Data extracted from a collection:
## START
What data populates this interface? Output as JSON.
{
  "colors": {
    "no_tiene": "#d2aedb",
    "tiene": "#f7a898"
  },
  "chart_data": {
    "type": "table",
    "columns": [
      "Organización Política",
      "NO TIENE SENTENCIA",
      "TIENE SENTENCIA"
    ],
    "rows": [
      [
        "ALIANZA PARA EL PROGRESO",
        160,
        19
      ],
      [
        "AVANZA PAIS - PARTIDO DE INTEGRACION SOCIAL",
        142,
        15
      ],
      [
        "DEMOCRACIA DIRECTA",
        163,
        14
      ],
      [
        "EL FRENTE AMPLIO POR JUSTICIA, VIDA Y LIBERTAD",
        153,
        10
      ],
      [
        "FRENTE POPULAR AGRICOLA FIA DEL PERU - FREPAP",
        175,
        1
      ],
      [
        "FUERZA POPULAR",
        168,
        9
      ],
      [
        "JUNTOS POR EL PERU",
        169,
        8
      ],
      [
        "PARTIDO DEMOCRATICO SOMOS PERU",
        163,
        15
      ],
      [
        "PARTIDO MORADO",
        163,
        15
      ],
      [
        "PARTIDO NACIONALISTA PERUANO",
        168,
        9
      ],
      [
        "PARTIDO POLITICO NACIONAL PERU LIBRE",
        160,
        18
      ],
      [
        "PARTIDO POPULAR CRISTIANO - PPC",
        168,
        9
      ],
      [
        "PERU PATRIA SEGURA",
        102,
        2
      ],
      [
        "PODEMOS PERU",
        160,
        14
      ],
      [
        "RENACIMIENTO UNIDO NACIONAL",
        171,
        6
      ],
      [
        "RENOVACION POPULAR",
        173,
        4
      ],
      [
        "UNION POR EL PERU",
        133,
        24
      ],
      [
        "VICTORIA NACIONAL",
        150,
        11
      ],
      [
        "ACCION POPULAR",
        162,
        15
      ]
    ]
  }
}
## END
▶ [REQUIRED WORK]:
Your task is to give the records above again, exactly.

▶ [SOLUTION]:
What data populates this interface? Output as JSON.
{
  "colors": {
    "no_tiene": "#d2aedb",
    "tiene": "#f7a898"
  },
  "chart_data": {
    "type": "table",
    "columns": [
      "Organización Política",
      "NO TIENE SENTENCIA",
      "TIENE SENTENCIA"
    ],
    "rows": [
      [
        "ALIANZA PARA EL PROGRESO",
        160,
        19
      ],
      [
        "AVANZA PAIS - PARTIDO DE INTEGRACION SOCIAL",
        142,
        15
      ],
      [
        "DEMOCRACIA DIRECTA",
        163,
        14
      ],
      [
        "EL FRENTE AMPLIO POR JUSTICIA, VIDA Y LIBERTAD",
        153,
        10
      ],
      [
        "FRENTE POPULAR AGRICOLA FIA DEL PERU - FREPAP",
        175,
        1
      ],
      [
        "FUERZA POPULAR",
        168,
        9
      ],
      [
        "JUNTOS POR EL PERU",
        169,
        8
      ],
      [
        "PARTIDO DEMOCRATICO SOMOS PERU",
        163,
        15
      ],
      [
        "PARTIDO MORADO",
        163,
        15
      ],
      [
        "PARTIDO NACIONALISTA PERUANO",
        168,
        9
      ],
      [
        "PARTIDO POLITICO NACIONAL PERU LIBRE",
        160,
        18
      ],
      [
        "PARTIDO POPULAR CRISTIANO - PPC",
        168,
        9
      ],
      [
        "PERU PATRIA SEGURA",
        102,
        2
      ],
      [
        "PODEMOS PERU",
        160,
        14
      ],
      [
        "RENACIMIENTO UNIDO NACIONAL",
        171,
        6
      ],
      [
        "RENOVACION POPULAR",
        173,
        4
      ],
      [
        "UNION POR EL PERU",
        133,
        24
      ],
      [
        "VICTORIA NACIONAL",
        150,
        11
      ],
      [
        "ACCION POPULAR",
        162,
        15
      ]
    ]
  }
}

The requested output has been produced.